PROBLEM
Below is a listing; reproduce each line of it exactly.

RECORDS SUPPLIED
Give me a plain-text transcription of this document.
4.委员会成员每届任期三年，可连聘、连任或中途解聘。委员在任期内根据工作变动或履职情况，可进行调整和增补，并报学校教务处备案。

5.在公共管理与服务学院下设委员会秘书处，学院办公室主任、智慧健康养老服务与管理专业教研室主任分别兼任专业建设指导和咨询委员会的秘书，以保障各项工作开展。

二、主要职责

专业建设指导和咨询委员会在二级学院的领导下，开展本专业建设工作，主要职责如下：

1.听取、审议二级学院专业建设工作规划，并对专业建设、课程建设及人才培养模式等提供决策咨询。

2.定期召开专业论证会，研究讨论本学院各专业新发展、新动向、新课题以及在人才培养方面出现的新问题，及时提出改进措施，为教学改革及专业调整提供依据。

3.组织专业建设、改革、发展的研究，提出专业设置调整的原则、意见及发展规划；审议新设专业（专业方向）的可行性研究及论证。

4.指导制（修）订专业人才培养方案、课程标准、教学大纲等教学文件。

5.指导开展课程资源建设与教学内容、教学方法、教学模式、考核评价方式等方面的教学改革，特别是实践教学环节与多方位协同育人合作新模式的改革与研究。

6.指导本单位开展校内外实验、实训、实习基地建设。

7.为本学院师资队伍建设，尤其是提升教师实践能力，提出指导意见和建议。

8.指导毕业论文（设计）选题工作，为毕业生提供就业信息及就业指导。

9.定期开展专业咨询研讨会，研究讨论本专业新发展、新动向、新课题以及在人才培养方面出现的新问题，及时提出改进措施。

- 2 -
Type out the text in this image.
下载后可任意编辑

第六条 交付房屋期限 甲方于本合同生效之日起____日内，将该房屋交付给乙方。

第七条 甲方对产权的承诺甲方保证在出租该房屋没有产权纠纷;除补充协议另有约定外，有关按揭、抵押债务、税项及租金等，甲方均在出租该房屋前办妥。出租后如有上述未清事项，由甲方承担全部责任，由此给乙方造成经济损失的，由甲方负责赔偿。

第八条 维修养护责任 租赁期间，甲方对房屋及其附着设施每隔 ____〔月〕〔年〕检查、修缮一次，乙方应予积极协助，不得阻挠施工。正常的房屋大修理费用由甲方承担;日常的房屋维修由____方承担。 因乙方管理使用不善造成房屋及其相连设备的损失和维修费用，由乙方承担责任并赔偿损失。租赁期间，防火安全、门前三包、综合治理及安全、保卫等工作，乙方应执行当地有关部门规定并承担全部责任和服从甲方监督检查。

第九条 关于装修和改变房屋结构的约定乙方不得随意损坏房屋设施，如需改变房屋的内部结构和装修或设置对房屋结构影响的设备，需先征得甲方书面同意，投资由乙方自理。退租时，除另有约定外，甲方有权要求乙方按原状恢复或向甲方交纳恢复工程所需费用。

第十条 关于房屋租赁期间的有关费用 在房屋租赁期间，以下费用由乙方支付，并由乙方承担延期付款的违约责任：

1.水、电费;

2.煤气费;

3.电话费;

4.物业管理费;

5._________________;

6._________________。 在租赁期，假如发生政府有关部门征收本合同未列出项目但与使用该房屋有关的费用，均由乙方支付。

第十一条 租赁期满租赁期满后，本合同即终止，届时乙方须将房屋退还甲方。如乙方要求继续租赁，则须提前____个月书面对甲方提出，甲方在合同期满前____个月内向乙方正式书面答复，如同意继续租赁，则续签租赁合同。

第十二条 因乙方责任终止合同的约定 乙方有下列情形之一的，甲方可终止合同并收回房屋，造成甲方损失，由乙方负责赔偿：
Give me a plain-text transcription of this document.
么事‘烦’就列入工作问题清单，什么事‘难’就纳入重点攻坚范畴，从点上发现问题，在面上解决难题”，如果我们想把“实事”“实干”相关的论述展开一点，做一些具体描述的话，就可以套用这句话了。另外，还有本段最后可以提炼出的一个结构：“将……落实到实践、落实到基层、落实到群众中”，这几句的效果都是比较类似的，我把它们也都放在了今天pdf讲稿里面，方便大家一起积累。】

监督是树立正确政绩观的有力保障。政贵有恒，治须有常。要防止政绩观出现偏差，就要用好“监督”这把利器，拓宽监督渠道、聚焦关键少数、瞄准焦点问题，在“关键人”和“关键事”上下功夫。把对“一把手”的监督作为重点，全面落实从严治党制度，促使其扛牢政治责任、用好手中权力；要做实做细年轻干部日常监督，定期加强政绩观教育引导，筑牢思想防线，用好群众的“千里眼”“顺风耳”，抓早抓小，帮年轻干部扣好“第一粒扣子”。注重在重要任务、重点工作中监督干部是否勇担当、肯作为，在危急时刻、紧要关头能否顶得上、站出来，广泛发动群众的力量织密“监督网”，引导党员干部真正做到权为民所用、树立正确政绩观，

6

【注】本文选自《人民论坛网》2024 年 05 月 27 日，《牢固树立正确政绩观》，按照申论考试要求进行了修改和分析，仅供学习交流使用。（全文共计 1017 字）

TASK RESULT
Give me a plain-text transcription of this document.
4.委员会成员每届任期三年，可连聘、连任或中途解聘。委员在任期内根据工作变动或履职情况，可进行调整和增补，并报学校教务处备案。

5.在公共管理与服务学院下设委员会秘书处，学院办公室主任、智慧健康养老服务与管理专业教研室主任分别兼任专业建设指导和咨询委员会的秘书，以保障各项工作开展。

二、主要职责

专业建设指导和咨询委员会在二级学院的领导下，开展本专业建设工作，主要职责如下：

1.听取、审议二级学院专业建设工作规划，并对专业建设、课程建设及人才培养模式等提供决策咨询。

2.定期召开专业论证会，研究讨论本学院各专业新发展、新动向、新课题以及在人才培养方面出现的新问题，及时提出改进措施，为教学改革及专业调整提供依据。

3.组织专业建设、改革、发展的研究，提出专业设置调整的原则、意见及发展规划；审议新设专业（专业方向）的可行性研究及论证。

4.指导制（修）订专业人才培养方案、课程标准、教学大纲等教学文件。

5.指导开展课程资源建设与教学内容、教学方法、教学模式、考核评价方式等方面的教学改革，特别是实践教学环节与多方位协同育人合作新模式的改革与研究。

6.指导本单位开展校内外实验、实训、实习基地建设。

7.为本学院师资队伍建设，尤其是提升教师实践能力，提出指导意见和建议。

8.指导毕业论文（设计）选题工作，为毕业生提供就业信息及就业指导。

9.定期开展专业咨询研讨会，研究讨论本专业新发展、新动向、新课题以及在人才培养方面出现的新问题，及时提出改进措施。

- 2 -
Type out the text in this image.
下载后可任意编辑

第六条 交付房屋期限 甲方于本合同生效之日起____日内，将该房屋交付给乙方。

第七条 甲方对产权的承诺甲方保证在出租该房屋没有产权纠纷;除补充协议另有约定外，有关按揭、抵押债务、税项及租金等，甲方均在出租该房屋前办妥。出租后如有上述未清事项，由甲方承担全部责任，由此给乙方造成经济损失的，由甲方负责赔偿。

第八条 维修养护责任 租赁期间，甲方对房屋及其附着设施每隔 ____〔月〕〔年〕检查、修缮一次，乙方应予积极协助，不得阻挠施工。正常的房屋大修理费用由甲方承担;日常的房屋维修由____方承担。 因乙方管理使用不善造成房屋及其相连设备的损失和维修费用，由乙方承担责任并赔偿损失。租赁期间，防火安全、门前三包、综合治理及安全、保卫等工作，乙方应执行当地有关部门规定并承担全部责任和服从甲方监督检查。

第九条 关于装修和改变房屋结构的约定乙方不得随意损坏房屋设施，如需改变房屋的内部结构和装修或设置对房屋结构影响的设备，需先征得甲方书面同意，投资由乙方自理。退租时，除另有约定外，甲方有权要求乙方按原状恢复或向甲方交纳恢复工程所需费用。

第十条 关于房屋租赁期间的有关费用 在房屋租赁期间，以下费用由乙方支付，并由乙方承担延期付款的违约责任：

1.水、电费;

2.煤气费;

3.电话费;

4.物业管理费;

5._________________;

6._________________。 在租赁期，假如发生政府有关部门征收本合同未列出项目但与使用该房屋有关的费用，均由乙方支付。

第十一条 租赁期满租赁期满后，本合同即终止，届时乙方须将房屋退还甲方。如乙方要求继续租赁，则须提前____个月书面对甲方提出，甲方在合同期满前____个月内向乙方正式书面答复，如同意继续租赁，则续签租赁合同。

第十二条 因乙方责任终止合同的约定 乙方有下列情形之一的，甲方可终止合同并收回房屋，造成甲方损失，由乙方负责赔偿：
Give me a plain-text transcription of this document.
么事‘烦’就列入工作问题清单，什么事‘难’就纳入重点攻坚范畴，从点上发现问题，在面上解决难题”，如果我们想把“实事”“实干”相关的论述展开一点，做一些具体描述的话，就可以套用这句话了。另外，还有本段最后可以提炼出的一个结构：“将……落实到实践、落实到基层、落实到群众中”，这几句的效果都是比较类似的，我把它们也都放在了今天pdf讲稿里面，方便大家一起积累。】

监督是树立正确政绩观的有力保障。政贵有恒，治须有常。要防止政绩观出现偏差，就要用好“监督”这把利器，拓宽监督渠道、聚焦关键少数、瞄准焦点问题，在“关键人”和“关键事”上下功夫。把对“一把手”的监督作为重点，全面落实从严治党制度，促使其扛牢政治责任、用好手中权力；要做实做细年轻干部日常监督，定期加强政绩观教育引导，筑牢思想防线，用好群众的“千里眼”“顺风耳”，抓早抓小，帮年轻干部扣好“第一粒扣子”。注重在重要任务、重点工作中监督干部是否勇担当、肯作为，在危急时刻、紧要关头能否顶得上、站出来，广泛发动群众的力量织密“监督网”，引导党员干部真正做到权为民所用、树立正确政绩观，

6

【注】本文选自《人民论坛网》2024 年 05 月 27 日，《牢固树立正确政绩观》，按照申论考试要求进行了修改和分析，仅供学习交流使用。（全文共计 1017 字）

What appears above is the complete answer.